Start of Data records
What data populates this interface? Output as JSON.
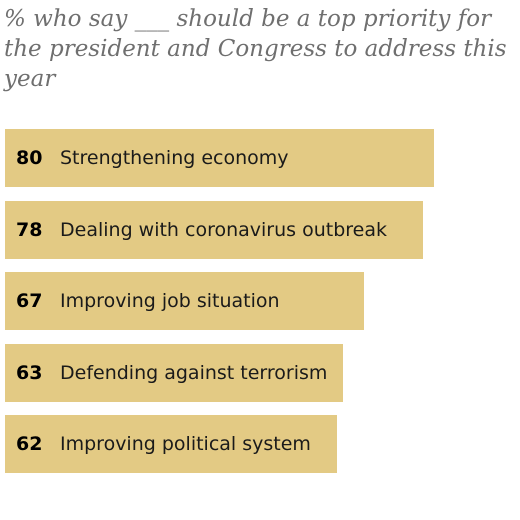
{
  "chart_data": {
    "type": "bar",
    "orientation": "horizontal",
    "title": "% who say ___ should be a top priority for the president and Congress to address this year",
    "categories": [
      "Strengthening economy",
      "Dealing with coronavirus outbreak",
      "Improving job situation",
      "Defending against terrorism",
      "Improving political system"
    ],
    "values": [
      80,
      78,
      67,
      63,
      62
    ],
    "xlim": [
      0,
      80
    ],
    "bar_color": "#e3ca84",
    "grid": false,
    "legend": "none"
  }
}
End of Data records
* [Work item]: Every line of the listing that includes "this" must be shown.

* [The completed task]:
What data populates this interface? Output as JSON.
    "title": "% who say ___ should be a top priority for the president and Congress to address this year",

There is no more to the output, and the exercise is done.